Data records
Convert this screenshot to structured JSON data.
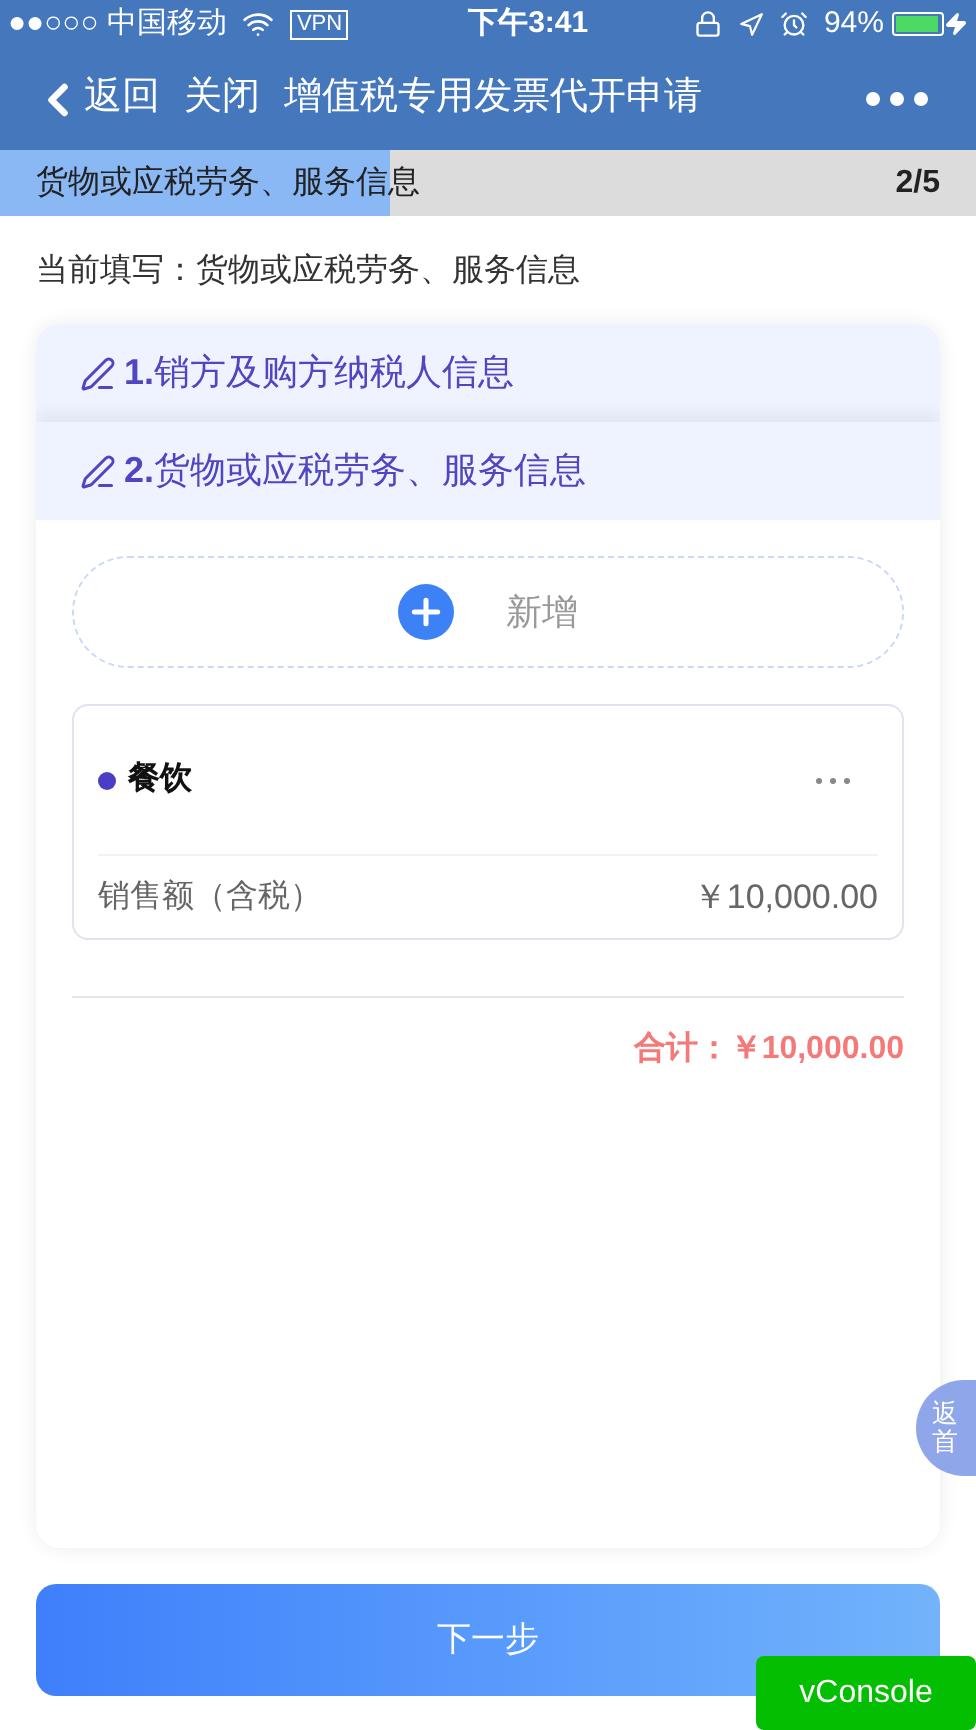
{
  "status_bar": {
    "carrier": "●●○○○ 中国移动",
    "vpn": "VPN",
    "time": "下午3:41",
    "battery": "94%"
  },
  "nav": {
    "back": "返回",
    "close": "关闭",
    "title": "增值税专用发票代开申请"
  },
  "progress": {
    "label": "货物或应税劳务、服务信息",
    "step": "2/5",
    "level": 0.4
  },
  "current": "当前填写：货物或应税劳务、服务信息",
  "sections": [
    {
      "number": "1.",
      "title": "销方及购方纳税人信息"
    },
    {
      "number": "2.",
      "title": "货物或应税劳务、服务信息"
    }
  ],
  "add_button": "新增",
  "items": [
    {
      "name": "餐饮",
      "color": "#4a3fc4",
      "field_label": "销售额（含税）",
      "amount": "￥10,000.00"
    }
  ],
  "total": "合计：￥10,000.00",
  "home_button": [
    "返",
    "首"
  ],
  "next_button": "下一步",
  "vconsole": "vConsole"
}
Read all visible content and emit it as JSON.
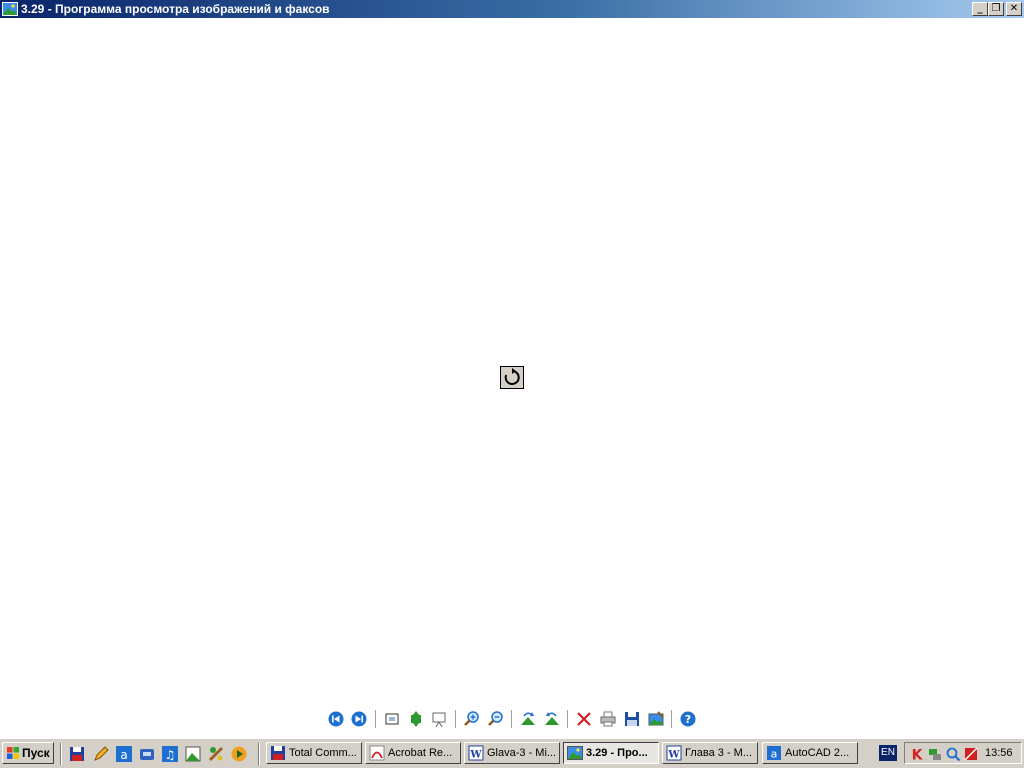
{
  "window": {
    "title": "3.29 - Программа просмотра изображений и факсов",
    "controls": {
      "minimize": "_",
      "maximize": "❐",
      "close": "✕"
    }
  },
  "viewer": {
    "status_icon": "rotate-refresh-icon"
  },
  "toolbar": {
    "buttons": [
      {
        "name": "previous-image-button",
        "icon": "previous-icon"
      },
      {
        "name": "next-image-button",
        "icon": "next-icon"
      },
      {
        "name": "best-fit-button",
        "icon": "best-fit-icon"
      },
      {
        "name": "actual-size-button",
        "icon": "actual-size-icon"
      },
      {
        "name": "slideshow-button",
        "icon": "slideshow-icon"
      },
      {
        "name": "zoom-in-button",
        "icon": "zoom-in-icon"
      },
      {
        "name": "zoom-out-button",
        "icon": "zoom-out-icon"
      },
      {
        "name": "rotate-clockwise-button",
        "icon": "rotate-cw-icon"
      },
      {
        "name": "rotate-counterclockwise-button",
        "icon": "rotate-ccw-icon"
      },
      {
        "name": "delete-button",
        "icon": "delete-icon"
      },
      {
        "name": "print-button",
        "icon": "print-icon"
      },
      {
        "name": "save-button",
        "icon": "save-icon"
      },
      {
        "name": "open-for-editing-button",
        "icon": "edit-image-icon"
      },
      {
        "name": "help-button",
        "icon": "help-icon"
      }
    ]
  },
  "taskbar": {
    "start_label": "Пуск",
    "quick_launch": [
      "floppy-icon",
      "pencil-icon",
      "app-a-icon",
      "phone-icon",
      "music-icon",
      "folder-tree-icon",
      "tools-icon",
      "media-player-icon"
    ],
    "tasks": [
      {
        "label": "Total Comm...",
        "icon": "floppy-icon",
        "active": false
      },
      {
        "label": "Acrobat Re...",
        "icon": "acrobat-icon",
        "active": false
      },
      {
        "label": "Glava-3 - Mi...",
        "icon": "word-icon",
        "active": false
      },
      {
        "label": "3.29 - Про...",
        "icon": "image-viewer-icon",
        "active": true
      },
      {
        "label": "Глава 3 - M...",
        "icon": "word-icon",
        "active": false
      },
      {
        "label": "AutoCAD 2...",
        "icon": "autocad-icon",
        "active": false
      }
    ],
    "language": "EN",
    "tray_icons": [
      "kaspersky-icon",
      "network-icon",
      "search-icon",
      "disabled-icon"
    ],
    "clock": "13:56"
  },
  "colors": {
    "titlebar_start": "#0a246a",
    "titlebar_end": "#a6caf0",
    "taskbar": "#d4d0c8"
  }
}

TASK REQUIREMENTS >> Return each line with "actual".

EXERCISE RESPONSE >>
        "name": "actual-size-button",
        "icon": "actual-size-icon"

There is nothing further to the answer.